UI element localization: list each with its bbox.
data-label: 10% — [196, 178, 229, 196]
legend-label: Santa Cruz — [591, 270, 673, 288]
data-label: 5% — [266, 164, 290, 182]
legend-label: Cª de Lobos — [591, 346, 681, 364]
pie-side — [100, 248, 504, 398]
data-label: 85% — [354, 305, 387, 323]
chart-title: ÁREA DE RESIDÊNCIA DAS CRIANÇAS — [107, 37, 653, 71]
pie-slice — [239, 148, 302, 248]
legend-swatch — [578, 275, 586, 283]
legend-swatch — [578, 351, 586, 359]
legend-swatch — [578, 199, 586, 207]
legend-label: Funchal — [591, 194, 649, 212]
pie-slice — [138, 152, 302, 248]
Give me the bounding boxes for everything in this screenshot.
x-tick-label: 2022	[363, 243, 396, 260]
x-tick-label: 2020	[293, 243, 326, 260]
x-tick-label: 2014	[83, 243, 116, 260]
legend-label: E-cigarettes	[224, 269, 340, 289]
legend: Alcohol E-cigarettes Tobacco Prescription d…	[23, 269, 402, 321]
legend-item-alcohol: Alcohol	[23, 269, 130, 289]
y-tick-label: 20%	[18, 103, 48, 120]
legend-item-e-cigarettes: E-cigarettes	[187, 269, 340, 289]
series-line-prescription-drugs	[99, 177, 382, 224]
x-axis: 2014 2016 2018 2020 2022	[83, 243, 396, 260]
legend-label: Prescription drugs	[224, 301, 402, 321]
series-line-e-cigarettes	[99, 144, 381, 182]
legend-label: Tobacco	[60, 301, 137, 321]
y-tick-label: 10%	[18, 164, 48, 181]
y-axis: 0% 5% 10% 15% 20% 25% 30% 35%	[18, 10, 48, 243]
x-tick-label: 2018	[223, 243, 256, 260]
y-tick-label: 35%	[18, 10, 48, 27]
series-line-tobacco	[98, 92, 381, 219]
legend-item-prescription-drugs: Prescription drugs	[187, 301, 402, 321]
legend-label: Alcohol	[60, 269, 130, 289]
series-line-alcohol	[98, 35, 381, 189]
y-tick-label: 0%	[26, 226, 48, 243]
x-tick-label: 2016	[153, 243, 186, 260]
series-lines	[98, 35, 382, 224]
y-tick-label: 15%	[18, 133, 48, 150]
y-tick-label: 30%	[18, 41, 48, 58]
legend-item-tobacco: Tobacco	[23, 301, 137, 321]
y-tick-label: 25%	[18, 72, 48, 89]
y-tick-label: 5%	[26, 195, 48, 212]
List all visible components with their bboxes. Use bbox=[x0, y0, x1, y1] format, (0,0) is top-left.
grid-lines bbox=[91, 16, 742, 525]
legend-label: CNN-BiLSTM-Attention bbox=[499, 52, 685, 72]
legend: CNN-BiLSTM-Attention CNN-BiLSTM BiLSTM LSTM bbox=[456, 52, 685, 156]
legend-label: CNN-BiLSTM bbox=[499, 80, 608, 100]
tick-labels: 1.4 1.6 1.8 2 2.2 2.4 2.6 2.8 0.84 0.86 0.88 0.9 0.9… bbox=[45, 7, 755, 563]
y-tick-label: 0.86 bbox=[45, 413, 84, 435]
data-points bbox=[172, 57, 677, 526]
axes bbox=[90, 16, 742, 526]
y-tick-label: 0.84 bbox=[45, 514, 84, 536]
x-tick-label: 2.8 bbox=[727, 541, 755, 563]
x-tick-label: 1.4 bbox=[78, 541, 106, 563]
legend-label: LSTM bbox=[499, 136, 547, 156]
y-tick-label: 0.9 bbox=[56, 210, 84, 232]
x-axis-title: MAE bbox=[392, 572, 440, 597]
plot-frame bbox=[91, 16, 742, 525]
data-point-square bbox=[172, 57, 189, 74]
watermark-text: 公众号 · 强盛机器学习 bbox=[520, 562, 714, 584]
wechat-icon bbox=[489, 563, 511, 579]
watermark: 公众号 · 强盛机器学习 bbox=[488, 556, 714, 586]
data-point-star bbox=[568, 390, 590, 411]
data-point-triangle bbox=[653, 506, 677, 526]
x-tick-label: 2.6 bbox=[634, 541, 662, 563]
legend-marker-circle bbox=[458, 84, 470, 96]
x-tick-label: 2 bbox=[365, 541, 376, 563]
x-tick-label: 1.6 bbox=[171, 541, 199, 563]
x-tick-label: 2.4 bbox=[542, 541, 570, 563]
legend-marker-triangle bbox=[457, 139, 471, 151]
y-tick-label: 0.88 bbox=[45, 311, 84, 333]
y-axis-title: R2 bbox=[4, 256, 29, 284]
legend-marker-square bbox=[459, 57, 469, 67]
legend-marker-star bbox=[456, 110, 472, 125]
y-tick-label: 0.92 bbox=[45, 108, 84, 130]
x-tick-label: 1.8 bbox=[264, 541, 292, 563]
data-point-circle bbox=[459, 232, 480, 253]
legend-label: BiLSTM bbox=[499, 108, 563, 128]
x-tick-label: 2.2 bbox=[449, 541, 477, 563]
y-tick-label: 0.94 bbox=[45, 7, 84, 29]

#####

* Wymagane działanie *
Przekształć wszystkie powyższe rekordy w listę JSON z ciągami znaków, po jednym ciągu na każdy wiersz. Puste wiersze pomiń.

* Odpowiedź poniżej *
[
  "UI element localization: list each with its bbox.",
  "data-label: 10% — [196, 178, 229, 196]",
  "legend-label: Santa Cruz — [591, 270, 673, 288]",
  "data-label: 5% — [266, 164, 290, 182]",
  "legend-label: Cª de Lobos — [591, 346, 681, 364]",
  "pie-side — [100, 248, 504, 398]",
  "data-label: 85% — [354, 305, 387, 323]",
  "chart-title: ÁREA DE RESIDÊNCIA DAS CRIANÇAS — [107, 37, 653, 71]",
  "pie-slice — [239, 148, 302, 248]",
  "legend-swatch — [578, 275, 586, 283]",
  "legend-swatch — [578, 351, 586, 359]",
  "legend-swatch — [578, 199, 586, 207]",
  "legend-label: Funchal — [591, 194, 649, 212]",
  "pie-slice — [138, 152, 302, 248]",
  "Give me the bounding boxes for everything in this screenshot.",
  "x-tick-label: 2022\t[363, 243, 396, 260]",
  "x-tick-label: 2020\t[293, 243, 326, 260]",
  "x-tick-label: 2014\t[83, 243, 116, 260]",
  "legend-label: E-cigarettes\t[224, 269, 340, 289]",
  "legend: Alcohol E-cigarettes Tobacco Prescription d…\t[23, 269, 402, 321]",
  "legend-item-alcohol: Alcohol\t[23, 269, 130, 289]",
  "y-tick-label: 20%\t[18, 103, 48, 120]",
  "legend-item-e-cigarettes: E-cigarettes\t[187, 269, 340, 289]",
  "series-line-prescription-drugs\t[99, 177, 382, 224]",
  "x-axis: 2014 2016 2018 2020 2022\t[83, 243, 396, 260]",
  "legend-label: Prescription drugs\t[224, 301, 402, 321]",
  "series-line-e-cigarettes\t[99, 144, 381, 182]",
  "legend-label: Tobacco\t[60, 301, 137, 321]",
  "y-tick-label: 10%\t[18, 164, 48, 181]",
  "y-axis: 0% 5% 10% 15% 20% 25% 30% 35%\t[18, 10, 48, 243]",
  "x-tick-label: 2018\t[223, 243, 256, 260]",
  "y-tick-label: 35%\t[18, 10, 48, 27]",
  "series-line-tobacco\t[98, 92, 381, 219]",
  "legend-item-prescription-drugs: Prescription drugs\t[187, 301, 402, 321]",
  "legend-label: Alcohol\t[60, 269, 130, 289]",
  "series-line-alcohol\t[98, 35, 381, 189]",
  "y-tick-label: 0%\t[26, 226, 48, 243]",
  "x-tick-label: 2016\t[153, 243, 186, 260]",
  "series-lines\t[98, 35, 382, 224]",
  "y-tick-label: 15%\t[18, 133, 48, 150]",
  "y-tick-label: 30%\t[18, 41, 48, 58]",
  "legend-item-tobacco: Tobacco\t[23, 301, 137, 321]",
  "y-tick-label: 25%\t[18, 72, 48, 89]",
  "y-tick-label: 5%\t[26, 195, 48, 212]",
  "List all visible components with their bboxes. Use bbox=[x0, y0, x1, y1] format, (0,0) is top-left.",
  "grid-lines bbox=[91, 16, 742, 525]",
  "legend-label: CNN-BiLSTM-Attention bbox=[499, 52, 685, 72]",
  "legend: CNN-BiLSTM-Attention CNN-BiLSTM BiLSTM LSTM bbox=[456, 52, 685, 156]",
  "legend-label: CNN-BiLSTM bbox=[499, 80, 608, 100]",
  "tick-labels: 1.4 1.6 1.8 2 2.2 2.4 2.6 2.8 0.84 0.86 0.88 0.9 0.9… bbox=[45, 7, 755, 563]",
  "y-tick-label: 0.86 bbox=[45, 413, 84, 435]",
  "data-points bbox=[172, 57, 677, 526]",
  "axes bbox=[90, 16, 742, 526]",
  "y-tick-label: 0.84 bbox=[45, 514, 84, 536]",
  "x-tick-label: 2.8 bbox=[727, 541, 755, 563]",
  "x-tick-label: 1.4 bbox=[78, 541, 106, 563]",
  "legend-label: LSTM bbox=[499, 136, 547, 156]",
  "y-tick-label: 0.9 bbox=[56, 210, 84, 232]",
  "x-axis-title: MAE bbox=[392, 572, 440, 597]",
  "plot-frame bbox=[91, 16, 742, 525]",
  "data-point-square bbox=[172, 57, 189, 74]",
  "watermark-text: 公众号 · 强盛机器学习 bbox=[520, 562, 714, 584]",
  "wechat-icon bbox=[489, 563, 511, 579]",
  "watermark: 公众号 · 强盛机器学习 bbox=[488, 556, 714, 586]",
  "data-point-star bbox=[568, 390, 590, 411]",
  "data-point-triangle bbox=[653, 506, 677, 526]",
  "x-tick-label: 2.6 bbox=[634, 541, 662, 563]",
  "legend-marker-circle bbox=[458, 84, 470, 96]",
  "x-tick-label: 2 bbox=[365, 541, 376, 563]",
  "x-tick-label: 1.6 bbox=[171, 541, 199, 563]",
  "x-tick-label: 2.4 bbox=[542, 541, 570, 563]",
  "legend-marker-triangle bbox=[457, 139, 471, 151]",
  "y-tick-label: 0.88 bbox=[45, 311, 84, 333]",
  "y-axis-title: R2 bbox=[4, 256, 29, 284]",
  "legend-marker-square bbox=[459, 57, 469, 67]",
  "legend-marker-star bbox=[456, 110, 472, 125]",
  "y-tick-label: 0.92 bbox=[45, 108, 84, 130]",
  "x-tick-label: 1.8 bbox=[264, 541, 292, 563]",
  "data-point-circle bbox=[459, 232, 480, 253]",
  "legend-label: BiLSTM bbox=[499, 108, 563, 128]",
  "x-tick-label: 2.2 bbox=[449, 541, 477, 563]",
  "y-tick-label: 0.94 bbox=[45, 7, 84, 29]"
]